**EXERCISE DIRECTIONS:** Show the lines below where "text" occurs.

:: EXCERPTED DATA ::

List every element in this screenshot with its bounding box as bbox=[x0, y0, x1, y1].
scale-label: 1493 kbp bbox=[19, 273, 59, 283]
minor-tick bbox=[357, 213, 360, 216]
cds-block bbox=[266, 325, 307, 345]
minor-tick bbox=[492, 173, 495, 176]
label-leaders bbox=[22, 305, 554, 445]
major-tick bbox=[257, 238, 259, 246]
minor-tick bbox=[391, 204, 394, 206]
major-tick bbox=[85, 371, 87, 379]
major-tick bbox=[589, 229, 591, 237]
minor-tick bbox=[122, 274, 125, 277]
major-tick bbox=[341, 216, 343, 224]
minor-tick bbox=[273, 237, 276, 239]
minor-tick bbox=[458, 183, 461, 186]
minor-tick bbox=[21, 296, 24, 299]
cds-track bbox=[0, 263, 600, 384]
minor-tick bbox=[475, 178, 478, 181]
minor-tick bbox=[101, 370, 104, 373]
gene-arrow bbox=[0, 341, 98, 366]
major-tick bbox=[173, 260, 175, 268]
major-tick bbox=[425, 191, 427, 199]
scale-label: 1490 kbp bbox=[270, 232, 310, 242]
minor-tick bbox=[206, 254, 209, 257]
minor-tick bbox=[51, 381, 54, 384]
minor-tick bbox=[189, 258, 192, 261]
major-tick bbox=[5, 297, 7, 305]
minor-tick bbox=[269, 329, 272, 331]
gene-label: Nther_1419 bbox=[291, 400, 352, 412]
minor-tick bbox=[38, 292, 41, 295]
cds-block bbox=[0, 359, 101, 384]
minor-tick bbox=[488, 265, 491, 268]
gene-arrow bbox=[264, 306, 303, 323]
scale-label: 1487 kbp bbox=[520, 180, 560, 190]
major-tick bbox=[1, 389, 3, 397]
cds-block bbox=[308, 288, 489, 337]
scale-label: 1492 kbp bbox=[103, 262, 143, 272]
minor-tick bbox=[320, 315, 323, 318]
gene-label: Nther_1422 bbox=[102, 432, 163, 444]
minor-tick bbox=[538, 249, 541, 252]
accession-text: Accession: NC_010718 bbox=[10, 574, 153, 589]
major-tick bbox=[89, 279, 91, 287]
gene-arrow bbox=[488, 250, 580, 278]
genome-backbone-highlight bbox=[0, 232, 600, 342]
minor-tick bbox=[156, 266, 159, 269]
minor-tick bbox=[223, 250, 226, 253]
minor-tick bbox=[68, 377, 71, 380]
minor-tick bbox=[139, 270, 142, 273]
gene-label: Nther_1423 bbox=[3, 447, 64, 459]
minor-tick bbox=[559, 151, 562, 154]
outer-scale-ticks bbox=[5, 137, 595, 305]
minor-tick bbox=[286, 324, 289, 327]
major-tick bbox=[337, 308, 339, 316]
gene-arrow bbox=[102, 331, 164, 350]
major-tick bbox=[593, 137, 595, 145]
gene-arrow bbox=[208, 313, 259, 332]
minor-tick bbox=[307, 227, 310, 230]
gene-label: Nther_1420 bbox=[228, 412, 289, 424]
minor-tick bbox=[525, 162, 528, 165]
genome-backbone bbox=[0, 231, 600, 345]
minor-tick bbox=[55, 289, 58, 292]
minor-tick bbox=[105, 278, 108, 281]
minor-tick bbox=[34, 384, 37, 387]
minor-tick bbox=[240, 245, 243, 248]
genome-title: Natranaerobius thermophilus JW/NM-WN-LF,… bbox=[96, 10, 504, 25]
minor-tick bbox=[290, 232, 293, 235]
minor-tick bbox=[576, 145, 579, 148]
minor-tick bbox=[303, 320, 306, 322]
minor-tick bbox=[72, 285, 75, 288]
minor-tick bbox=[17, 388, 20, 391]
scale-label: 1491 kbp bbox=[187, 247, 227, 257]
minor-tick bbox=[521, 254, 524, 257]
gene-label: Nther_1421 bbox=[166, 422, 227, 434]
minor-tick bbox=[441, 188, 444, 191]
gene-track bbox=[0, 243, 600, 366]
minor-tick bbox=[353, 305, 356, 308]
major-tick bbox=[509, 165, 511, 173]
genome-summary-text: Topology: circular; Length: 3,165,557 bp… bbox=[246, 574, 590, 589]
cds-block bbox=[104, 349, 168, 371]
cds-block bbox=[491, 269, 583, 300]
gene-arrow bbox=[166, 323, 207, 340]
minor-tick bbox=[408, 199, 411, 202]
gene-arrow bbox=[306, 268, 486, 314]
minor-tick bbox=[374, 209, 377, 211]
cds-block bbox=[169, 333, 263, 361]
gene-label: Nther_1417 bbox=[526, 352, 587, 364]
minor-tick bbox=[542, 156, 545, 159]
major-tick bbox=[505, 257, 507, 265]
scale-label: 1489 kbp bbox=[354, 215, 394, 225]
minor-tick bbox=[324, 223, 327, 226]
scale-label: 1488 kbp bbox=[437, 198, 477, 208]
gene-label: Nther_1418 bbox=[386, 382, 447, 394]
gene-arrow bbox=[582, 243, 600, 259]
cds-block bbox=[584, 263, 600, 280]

:::

**TASK OUTPUT:**
accession-text: Accession: NC_010718 bbox=[10, 574, 153, 589]
genome-summary-text: Topology: circular; Length: 3,165,557 bp… bbox=[246, 574, 590, 589]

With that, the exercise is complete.